• _What this task involves_: From the listing below, extract every line in which the word "type" appears.

Begin Data extract

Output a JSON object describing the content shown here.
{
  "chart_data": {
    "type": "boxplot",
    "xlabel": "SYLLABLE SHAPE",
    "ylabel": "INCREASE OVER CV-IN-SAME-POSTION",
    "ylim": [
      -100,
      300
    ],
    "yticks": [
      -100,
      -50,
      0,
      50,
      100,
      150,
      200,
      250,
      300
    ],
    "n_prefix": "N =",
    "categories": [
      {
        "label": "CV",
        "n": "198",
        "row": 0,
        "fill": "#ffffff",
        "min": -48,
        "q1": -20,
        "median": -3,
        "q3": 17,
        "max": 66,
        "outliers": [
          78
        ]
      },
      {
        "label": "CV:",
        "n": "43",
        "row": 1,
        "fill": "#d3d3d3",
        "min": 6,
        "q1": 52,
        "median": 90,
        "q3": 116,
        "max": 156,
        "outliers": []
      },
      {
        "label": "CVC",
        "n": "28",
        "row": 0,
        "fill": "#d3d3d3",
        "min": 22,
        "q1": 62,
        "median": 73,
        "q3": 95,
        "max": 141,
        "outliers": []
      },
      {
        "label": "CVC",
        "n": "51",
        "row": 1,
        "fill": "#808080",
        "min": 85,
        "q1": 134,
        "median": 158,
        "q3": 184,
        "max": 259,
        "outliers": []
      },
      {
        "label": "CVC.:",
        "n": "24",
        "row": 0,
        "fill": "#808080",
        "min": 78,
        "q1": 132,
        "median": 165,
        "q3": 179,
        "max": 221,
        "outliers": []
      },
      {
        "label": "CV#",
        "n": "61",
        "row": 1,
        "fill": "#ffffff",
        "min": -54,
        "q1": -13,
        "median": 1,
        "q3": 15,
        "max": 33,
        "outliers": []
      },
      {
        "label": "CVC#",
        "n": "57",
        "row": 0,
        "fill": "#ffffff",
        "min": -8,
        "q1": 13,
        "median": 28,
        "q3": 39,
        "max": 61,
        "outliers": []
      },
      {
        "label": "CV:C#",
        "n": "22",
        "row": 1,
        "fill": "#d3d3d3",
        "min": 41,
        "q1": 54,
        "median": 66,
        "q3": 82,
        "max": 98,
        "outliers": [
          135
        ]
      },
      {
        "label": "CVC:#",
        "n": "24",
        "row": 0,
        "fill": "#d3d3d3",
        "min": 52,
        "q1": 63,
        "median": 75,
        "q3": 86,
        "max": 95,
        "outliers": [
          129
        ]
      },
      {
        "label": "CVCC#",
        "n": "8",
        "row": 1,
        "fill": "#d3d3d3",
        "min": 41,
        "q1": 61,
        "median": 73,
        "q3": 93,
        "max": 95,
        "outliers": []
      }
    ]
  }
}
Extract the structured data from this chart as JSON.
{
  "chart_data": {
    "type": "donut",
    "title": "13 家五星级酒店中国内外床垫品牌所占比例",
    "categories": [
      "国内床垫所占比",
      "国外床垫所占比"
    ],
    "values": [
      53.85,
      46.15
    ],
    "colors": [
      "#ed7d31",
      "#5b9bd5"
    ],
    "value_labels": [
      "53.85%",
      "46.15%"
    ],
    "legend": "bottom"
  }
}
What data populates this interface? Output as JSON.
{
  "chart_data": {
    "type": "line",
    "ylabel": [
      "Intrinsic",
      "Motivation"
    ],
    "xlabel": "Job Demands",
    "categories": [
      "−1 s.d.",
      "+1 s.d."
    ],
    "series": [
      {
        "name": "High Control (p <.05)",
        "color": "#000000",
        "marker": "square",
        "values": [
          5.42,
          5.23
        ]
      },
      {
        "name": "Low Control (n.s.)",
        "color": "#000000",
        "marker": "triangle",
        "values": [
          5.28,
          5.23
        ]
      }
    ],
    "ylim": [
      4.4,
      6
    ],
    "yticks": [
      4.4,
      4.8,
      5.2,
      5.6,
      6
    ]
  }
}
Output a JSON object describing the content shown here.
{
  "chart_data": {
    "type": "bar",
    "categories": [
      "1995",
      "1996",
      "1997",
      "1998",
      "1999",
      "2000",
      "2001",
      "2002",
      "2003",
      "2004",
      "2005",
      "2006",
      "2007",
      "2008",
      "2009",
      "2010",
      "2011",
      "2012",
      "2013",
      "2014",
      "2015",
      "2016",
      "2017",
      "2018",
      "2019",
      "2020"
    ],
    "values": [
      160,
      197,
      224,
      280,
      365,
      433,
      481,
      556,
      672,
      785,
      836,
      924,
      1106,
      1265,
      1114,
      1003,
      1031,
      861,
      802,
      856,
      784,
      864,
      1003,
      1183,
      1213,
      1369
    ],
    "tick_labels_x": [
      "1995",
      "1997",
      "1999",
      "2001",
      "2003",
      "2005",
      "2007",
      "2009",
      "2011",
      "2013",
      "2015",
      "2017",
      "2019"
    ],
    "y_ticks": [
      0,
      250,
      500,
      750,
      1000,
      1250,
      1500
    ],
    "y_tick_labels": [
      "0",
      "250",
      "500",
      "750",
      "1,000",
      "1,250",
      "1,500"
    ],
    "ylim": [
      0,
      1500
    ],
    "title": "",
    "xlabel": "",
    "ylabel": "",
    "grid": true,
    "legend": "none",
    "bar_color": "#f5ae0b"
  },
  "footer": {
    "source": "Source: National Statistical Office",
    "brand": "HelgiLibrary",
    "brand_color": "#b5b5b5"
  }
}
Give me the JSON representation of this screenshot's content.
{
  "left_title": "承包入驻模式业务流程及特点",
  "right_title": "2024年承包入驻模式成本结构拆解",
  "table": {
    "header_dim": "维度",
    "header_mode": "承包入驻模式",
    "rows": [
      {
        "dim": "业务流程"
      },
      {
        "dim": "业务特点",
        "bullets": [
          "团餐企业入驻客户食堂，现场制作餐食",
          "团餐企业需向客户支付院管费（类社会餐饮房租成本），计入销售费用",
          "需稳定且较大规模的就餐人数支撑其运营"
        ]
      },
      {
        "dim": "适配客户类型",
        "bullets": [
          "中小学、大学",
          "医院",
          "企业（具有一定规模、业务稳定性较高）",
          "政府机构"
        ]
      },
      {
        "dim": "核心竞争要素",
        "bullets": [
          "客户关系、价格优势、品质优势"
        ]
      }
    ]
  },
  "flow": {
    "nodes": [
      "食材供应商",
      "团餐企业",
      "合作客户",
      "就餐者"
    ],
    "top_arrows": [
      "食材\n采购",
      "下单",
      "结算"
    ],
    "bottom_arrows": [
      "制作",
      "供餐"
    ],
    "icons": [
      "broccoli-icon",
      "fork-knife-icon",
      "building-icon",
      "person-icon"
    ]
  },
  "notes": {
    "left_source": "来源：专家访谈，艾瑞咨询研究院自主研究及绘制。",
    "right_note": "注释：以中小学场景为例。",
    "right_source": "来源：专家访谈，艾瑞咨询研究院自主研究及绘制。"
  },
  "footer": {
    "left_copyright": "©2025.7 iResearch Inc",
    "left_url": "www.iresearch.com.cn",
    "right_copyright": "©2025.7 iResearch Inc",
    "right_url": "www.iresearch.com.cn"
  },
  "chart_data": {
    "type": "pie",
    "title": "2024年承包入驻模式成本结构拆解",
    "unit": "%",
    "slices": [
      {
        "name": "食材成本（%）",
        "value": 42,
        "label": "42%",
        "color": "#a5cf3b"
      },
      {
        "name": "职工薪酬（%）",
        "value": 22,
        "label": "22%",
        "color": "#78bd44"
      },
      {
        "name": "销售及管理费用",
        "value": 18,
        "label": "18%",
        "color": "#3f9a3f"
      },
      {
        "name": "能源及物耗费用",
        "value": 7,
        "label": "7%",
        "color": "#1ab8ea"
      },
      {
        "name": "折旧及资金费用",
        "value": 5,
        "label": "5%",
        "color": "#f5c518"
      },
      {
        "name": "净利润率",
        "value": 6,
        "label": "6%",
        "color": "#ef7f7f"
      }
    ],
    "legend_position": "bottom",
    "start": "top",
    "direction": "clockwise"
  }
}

End Data extract

• _The reply_:
    "type": "boxplot",
    "type": "donut",
    "type": "line",
    "type": "bar",
    "type": "pie",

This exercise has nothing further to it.